Text excerpt:
____________

Filmmaker Jeff Blitz admits inspiration for his riveting documentary stemmed from a love of old mystery movies he watched on television while growing up. He borrowed heavily from And Then There Were None, a film based on an Agatha Christie story about a group of people from various backgrounds who visit an old mansion and are killed off one by one.

Blitz chose his cast of characters to represent a melting pot of nationalities and classes. The girls competing include: a highly motivated daughter of illegal Mexican immigrants who settled in Texas; the feisty oldest daughter of a single mother living in the Washington, D.C. projects; a New Haven youngster who enjoys equestrian practice as well as spelling; a self-effacing lover of words whose retired father owns the "Easy Street" bar; and a determined young lady who's back for more after being eliminated in the previous National Spelling Bee.

The film also follows three boys on their quest to be the last speller standing -- a studious East Indian lad living with his wealthy parents on the San Clemente coast, an intelligent Missouri student trying to find his place in a junior high school where the most valued prowess is basketball skill, and a wiry jokester whose facial gymnastics rival Jim Carrey's funniest expressions.

Who will win? It's difficult to pick a favorite. Each child is so fascinating. And, while watching their families, I couldn't help empathizing with most of them because of their sacrifices and supportive behavior. Do some parents go too far? Perhaps. Paying people to chant and pray for a son's victory might be a bit questionable. But, hey, that just adds to the drama. All's fair in love and spelling.                   

Nominated for Best Documentary at the 2002 Academy Awards (Bowling for Columbine received the Oscar), Spellbound delivers a meaningful message about pursuit of the American Dream. Many of the 200-plus spellers who made it to the National Spelling Bee are from first-generation families. Blitz (whose mother is from Argentina) calls their desire to achieve "understandable, astonishing, and sometimes bittersweet." His admiration for their belief in the value of diligence and labor, the immigrant work ethic that built America, comes through loud and clear in this wonderful documentary.

(Released by ThinkFilm, Inc. and rated "G" for general audiences.)

____________

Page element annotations
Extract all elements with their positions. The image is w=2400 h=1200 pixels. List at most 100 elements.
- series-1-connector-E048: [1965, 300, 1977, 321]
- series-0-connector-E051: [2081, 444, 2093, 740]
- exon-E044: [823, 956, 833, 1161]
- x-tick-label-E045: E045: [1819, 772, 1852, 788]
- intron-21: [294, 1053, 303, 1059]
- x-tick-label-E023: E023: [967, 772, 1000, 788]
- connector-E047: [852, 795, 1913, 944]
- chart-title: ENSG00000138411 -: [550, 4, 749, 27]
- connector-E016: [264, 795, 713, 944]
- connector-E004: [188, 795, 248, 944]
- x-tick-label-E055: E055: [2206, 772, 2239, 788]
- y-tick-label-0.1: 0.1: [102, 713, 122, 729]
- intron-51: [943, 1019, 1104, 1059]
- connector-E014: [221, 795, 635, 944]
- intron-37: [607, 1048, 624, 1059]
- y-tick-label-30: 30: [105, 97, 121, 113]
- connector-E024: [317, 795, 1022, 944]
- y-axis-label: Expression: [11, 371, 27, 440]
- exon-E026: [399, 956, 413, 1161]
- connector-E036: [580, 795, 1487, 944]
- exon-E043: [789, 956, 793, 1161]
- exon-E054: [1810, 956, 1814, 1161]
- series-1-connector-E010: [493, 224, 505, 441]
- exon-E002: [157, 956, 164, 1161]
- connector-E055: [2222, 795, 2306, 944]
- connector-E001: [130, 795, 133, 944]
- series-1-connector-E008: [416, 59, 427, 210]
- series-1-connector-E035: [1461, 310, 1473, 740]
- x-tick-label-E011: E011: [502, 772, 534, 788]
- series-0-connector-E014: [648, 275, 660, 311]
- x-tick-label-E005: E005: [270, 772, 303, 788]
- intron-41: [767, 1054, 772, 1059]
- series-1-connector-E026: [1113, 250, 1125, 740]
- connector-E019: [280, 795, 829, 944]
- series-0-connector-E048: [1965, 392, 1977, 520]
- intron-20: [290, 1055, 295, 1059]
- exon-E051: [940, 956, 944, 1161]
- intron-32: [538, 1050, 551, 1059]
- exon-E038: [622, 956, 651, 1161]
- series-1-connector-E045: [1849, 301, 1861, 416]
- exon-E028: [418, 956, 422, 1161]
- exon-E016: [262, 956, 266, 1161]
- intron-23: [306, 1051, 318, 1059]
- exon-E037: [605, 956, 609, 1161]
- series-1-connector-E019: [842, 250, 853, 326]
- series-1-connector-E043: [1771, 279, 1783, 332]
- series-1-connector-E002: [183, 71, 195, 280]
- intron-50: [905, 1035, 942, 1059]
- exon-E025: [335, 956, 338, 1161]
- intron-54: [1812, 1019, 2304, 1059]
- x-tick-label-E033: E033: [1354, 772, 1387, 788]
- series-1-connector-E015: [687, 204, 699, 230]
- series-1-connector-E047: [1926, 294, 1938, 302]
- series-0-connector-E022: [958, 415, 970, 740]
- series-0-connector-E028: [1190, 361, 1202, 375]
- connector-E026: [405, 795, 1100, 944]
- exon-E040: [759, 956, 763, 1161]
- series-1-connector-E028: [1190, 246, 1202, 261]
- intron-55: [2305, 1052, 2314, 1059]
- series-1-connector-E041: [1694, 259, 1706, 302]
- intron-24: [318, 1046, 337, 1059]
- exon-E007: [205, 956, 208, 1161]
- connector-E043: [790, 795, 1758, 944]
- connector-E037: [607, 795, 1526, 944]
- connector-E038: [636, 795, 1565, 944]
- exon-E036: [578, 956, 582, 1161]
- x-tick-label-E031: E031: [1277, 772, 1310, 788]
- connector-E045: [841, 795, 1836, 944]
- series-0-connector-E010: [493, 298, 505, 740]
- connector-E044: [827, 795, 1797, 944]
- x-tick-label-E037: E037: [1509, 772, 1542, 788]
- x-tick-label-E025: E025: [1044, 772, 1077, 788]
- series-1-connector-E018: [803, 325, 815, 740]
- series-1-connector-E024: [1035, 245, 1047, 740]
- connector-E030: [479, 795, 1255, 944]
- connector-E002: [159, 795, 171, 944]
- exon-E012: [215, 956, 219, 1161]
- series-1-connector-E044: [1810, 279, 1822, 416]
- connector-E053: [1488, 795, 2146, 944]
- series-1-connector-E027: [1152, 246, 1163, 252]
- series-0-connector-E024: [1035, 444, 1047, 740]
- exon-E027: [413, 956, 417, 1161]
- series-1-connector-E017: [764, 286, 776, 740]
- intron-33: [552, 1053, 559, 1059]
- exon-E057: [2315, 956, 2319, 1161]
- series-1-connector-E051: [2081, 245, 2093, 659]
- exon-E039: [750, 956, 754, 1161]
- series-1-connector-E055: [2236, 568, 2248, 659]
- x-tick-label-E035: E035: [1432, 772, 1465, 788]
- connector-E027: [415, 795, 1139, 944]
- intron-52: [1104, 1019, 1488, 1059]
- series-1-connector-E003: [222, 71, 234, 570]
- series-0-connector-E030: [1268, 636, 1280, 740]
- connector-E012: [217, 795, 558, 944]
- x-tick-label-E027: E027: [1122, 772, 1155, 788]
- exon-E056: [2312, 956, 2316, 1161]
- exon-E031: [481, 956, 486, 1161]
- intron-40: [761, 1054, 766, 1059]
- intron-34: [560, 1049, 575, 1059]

____________

Set task 1: In the Spellbound review, which film received the Oscar for Best Documentary at the 2002 Academy Awards?
Set task 2: Name every U.S. place that the Spellbound review connects with the competing children.
Set task 3: From the Spellbound review, transcribe the passage that begins with the words containing "The film also" and ends with "Carrey's funniest expressions.".
The records aren't needed for any of the work here.

Full solution 1: Bowling for Columbine

Full solution 2: Texas; Washington, D.C.; New Haven; the San Clemente coast; Missouri

Full solution 3:
The film also follows three boys on their quest to be the last speller standing -- a studious East Indian lad living with his wealthy parents on the San Clemente coast, an intelligent Missouri student trying to find his place in a junior high school where the most valued prowess is basketball skill, and a wiry jokester whose facial gymnastics rival Jim Carrey's funniest expressions.